MATERIAL SHOWN:
━━━━━━━━
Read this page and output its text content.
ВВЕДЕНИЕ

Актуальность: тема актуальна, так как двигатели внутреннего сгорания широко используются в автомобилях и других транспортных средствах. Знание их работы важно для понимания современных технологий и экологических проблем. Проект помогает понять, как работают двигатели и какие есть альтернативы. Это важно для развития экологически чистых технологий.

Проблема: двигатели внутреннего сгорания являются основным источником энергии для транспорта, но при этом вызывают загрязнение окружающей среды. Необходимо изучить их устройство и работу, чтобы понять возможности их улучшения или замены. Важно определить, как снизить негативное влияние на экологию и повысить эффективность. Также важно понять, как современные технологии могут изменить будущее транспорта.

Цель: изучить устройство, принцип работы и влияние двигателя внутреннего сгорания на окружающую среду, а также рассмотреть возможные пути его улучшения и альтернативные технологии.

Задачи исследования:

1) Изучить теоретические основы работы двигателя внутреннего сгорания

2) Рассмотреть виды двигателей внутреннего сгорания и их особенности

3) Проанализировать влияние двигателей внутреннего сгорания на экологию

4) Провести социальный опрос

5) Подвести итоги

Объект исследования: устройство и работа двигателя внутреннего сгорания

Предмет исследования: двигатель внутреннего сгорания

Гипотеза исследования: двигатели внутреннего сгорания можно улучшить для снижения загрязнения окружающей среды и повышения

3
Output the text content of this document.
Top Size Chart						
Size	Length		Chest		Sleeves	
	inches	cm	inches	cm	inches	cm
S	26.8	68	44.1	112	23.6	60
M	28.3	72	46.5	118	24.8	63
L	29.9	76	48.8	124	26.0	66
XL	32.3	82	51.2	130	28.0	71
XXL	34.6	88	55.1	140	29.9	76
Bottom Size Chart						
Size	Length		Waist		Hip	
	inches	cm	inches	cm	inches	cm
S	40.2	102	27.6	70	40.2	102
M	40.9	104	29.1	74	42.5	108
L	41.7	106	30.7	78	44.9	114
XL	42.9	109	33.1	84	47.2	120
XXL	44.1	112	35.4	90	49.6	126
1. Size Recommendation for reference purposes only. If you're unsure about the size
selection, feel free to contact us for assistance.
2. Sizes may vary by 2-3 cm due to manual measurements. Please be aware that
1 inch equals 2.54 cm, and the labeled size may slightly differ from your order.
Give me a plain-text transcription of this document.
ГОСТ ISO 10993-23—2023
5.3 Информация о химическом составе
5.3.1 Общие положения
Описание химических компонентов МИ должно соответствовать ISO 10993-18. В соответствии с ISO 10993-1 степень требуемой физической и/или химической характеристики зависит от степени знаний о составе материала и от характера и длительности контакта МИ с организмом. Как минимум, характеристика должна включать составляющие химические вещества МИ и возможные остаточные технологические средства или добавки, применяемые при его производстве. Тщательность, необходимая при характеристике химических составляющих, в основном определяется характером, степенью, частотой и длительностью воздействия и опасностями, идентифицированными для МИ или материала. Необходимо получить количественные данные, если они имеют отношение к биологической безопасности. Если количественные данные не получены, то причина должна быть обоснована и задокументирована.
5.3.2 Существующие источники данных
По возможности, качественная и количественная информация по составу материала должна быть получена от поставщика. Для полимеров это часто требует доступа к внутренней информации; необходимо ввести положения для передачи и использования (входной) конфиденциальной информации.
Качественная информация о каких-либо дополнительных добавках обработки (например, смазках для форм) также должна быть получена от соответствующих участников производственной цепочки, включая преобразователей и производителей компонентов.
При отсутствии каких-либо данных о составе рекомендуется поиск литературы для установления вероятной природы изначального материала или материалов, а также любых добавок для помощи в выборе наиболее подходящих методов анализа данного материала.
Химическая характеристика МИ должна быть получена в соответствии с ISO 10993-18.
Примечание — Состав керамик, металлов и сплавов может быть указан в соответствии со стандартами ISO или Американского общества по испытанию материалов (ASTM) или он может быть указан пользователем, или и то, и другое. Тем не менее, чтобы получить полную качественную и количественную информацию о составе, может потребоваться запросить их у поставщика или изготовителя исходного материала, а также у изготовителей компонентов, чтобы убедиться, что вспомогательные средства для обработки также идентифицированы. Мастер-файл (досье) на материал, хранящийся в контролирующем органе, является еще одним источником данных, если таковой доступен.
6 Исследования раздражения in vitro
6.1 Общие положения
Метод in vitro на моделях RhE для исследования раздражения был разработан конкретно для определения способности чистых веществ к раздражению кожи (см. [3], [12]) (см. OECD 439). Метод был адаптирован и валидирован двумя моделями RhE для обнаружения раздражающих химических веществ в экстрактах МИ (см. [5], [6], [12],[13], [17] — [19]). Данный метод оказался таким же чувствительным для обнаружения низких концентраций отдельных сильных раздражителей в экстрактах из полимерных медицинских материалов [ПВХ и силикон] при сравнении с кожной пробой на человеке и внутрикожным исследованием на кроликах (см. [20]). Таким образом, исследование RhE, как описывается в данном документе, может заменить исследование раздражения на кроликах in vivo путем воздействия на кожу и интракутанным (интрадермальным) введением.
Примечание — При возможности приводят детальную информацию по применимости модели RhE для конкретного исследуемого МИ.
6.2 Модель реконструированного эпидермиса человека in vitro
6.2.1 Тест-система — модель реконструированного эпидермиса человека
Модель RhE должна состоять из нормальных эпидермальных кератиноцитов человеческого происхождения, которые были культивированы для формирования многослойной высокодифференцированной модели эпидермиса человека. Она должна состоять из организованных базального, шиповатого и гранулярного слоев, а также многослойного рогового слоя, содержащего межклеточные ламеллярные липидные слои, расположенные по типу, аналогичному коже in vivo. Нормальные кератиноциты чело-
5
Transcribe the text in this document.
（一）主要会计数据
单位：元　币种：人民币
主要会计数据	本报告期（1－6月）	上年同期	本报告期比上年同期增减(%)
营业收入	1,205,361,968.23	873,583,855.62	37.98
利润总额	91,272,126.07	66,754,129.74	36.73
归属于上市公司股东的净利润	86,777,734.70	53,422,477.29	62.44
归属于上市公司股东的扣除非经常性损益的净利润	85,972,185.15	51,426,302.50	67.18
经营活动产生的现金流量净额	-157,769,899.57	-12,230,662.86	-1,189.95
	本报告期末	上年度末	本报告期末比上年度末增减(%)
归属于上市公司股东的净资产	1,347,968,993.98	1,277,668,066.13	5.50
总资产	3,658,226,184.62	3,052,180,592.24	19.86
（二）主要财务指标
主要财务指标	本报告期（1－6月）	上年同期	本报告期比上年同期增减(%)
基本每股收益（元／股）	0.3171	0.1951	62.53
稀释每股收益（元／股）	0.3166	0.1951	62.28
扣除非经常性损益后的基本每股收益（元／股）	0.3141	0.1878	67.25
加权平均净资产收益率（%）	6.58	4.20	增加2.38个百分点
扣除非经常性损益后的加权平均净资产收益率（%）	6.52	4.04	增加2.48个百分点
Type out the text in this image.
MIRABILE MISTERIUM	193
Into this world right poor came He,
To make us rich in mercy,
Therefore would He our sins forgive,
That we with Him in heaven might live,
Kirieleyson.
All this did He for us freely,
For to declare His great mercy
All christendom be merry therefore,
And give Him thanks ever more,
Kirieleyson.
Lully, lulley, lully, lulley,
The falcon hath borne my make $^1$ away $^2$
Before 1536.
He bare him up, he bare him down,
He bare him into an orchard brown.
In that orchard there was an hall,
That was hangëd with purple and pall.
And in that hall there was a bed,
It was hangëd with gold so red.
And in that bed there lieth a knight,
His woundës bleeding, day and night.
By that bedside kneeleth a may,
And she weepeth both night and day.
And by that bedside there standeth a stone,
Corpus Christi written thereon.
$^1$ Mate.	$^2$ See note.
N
━━━━━━━━
WHAT THIS TASK INVOLVES:
Read through the entries and copy each line in which "text" appears.

SOLUTION TO THE PROBLEM:
Read this page and output its text content.
Output the text content of this document.
Give me a plain-text transcription of this document.
Transcribe the text in this document.
Type out the text in this image.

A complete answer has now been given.